Dataset records
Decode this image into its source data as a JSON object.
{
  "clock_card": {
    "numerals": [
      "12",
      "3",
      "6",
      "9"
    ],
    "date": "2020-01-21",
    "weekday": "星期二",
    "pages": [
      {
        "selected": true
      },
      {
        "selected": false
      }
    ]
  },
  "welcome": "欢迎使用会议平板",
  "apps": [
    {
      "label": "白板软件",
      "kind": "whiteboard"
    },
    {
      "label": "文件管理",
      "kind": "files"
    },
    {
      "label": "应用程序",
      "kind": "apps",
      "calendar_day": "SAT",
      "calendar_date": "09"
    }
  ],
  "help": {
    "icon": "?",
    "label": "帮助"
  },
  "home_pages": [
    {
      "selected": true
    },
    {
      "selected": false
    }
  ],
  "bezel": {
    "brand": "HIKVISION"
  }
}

The exercise
Locate the word "selected" in the records and collect each line it appears in.

Output
        "selected": true
        "selected": false
      "selected": true
      "selected": false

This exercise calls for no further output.